:: GIVEN TASK ::
All of the records below must be output exactly, with no pictures carried over.

:: DATASET ENTRIES ::

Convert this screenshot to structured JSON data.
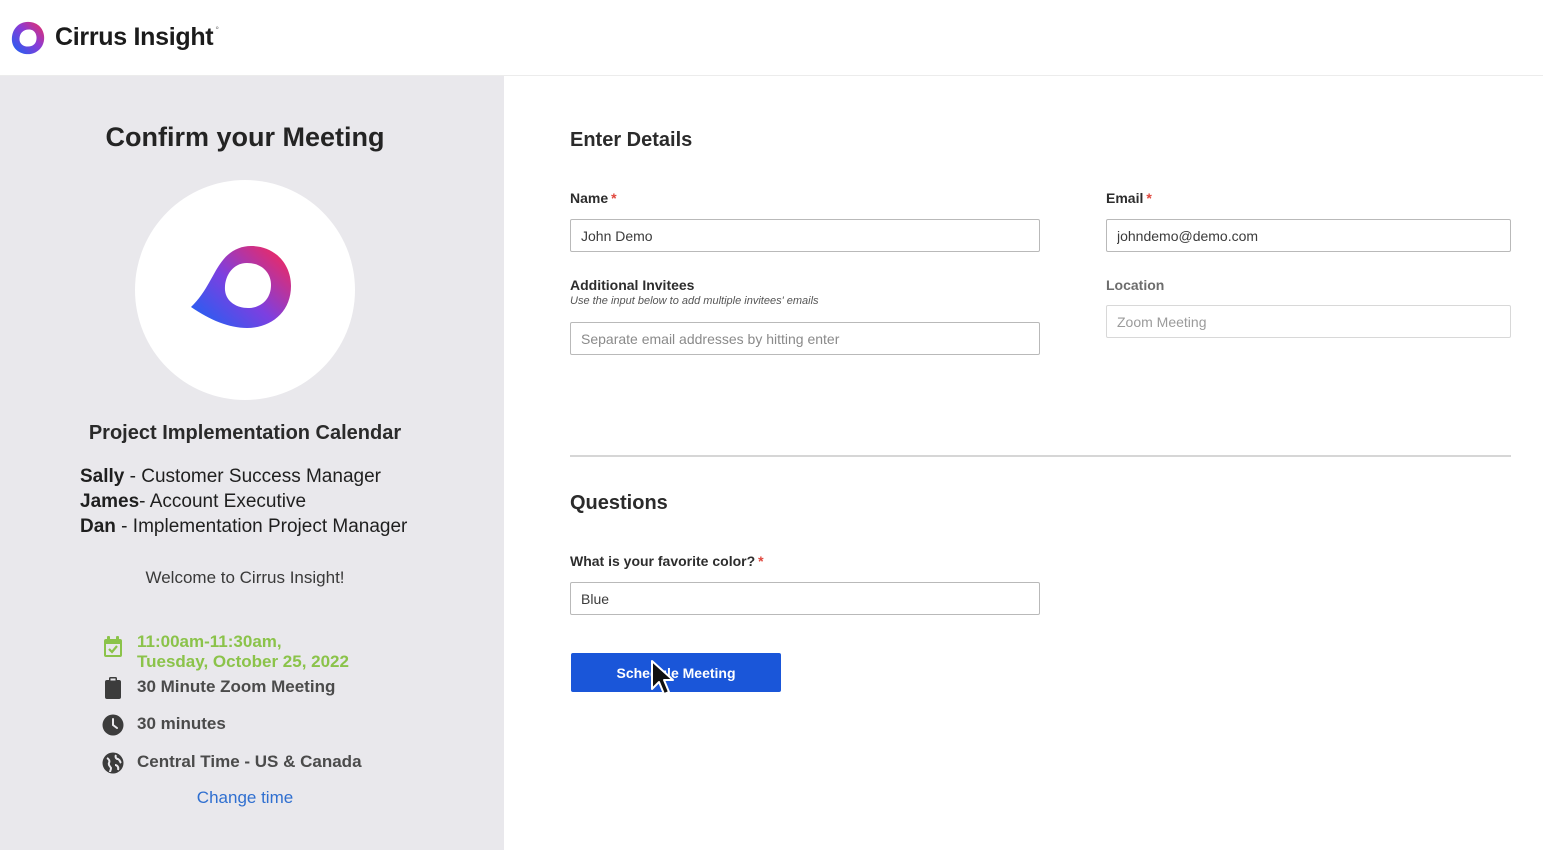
{
  "header": {
    "brand_name": "Cirrus Insight",
    "brand_mark": "°",
    "logo_icon": "cirrus-insight-logo"
  },
  "sidebar": {
    "title": "Confirm your Meeting",
    "calendar_name": "Project Implementation Calendar",
    "team": [
      {
        "name": "Sally",
        "sep": " - ",
        "role": "Customer Success Manager"
      },
      {
        "name": "James",
        "sep": "- ",
        "role": "Account Executive"
      },
      {
        "name": "Dan",
        "sep": " - ",
        "role": "Implementation Project Manager"
      }
    ],
    "welcome": "Welcome to Cirrus Insight!",
    "datetime_line1": "11:00am-11:30am,",
    "datetime_line2": "Tuesday, October 25, 2022",
    "meeting_type": "30 Minute Zoom Meeting",
    "duration": "30 minutes",
    "timezone": "Central Time - US & Canada",
    "change_time": "Change time",
    "icons": [
      "calendar-icon",
      "clipboard-icon",
      "clock-icon",
      "globe-icon"
    ],
    "accent_green": "#8bc34a",
    "link_color": "#2f6fd0"
  },
  "form": {
    "details_title": "Enter Details",
    "name_label": "Name",
    "name_value": "John Demo",
    "email_label": "Email",
    "email_value": "johndemo@demo.com",
    "invitees_label": "Additional Invitees",
    "invitees_hint": "Use the input below to add multiple invitees' emails",
    "invitees_placeholder": "Separate email addresses by hitting enter",
    "location_label": "Location",
    "location_value": "Zoom Meeting",
    "required_mark": "*",
    "questions_title": "Questions",
    "color_question": "What is your favorite color?",
    "color_value": "Blue",
    "submit_label": "Schedule Meeting",
    "button_color": "#1a56d9"
  }
}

:: WRITTEN RESPONSE ::
Convert this screenshot to structured JSON data.
{
  "header": {
    "brand_name": "Cirrus Insight",
    "brand_mark": "°",
    "logo_icon": "cirrus-insight-logo"
  },
  "sidebar": {
    "title": "Confirm your Meeting",
    "calendar_name": "Project Implementation Calendar",
    "team": [
      {
        "name": "Sally",
        "sep": " - ",
        "role": "Customer Success Manager"
      },
      {
        "name": "James",
        "sep": "- ",
        "role": "Account Executive"
      },
      {
        "name": "Dan",
        "sep": " - ",
        "role": "Implementation Project Manager"
      }
    ],
    "welcome": "Welcome to Cirrus Insight!",
    "datetime_line1": "11:00am-11:30am,",
    "datetime_line2": "Tuesday, October 25, 2022",
    "meeting_type": "30 Minute Zoom Meeting",
    "duration": "30 minutes",
    "timezone": "Central Time - US & Canada",
    "change_time": "Change time",
    "icons": [
      "calendar-icon",
      "clipboard-icon",
      "clock-icon",
      "globe-icon"
    ],
    "accent_green": "#8bc34a",
    "link_color": "#2f6fd0"
  },
  "form": {
    "details_title": "Enter Details",
    "name_label": "Name",
    "name_value": "John Demo",
    "email_label": "Email",
    "email_value": "johndemo@demo.com",
    "invitees_label": "Additional Invitees",
    "invitees_hint": "Use the input below to add multiple invitees' emails",
    "invitees_placeholder": "Separate email addresses by hitting enter",
    "location_label": "Location",
    "location_value": "Zoom Meeting",
    "required_mark": "*",
    "questions_title": "Questions",
    "color_question": "What is your favorite color?",
    "color_value": "Blue",
    "submit_label": "Schedule Meeting",
    "button_color": "#1a56d9"
  }
}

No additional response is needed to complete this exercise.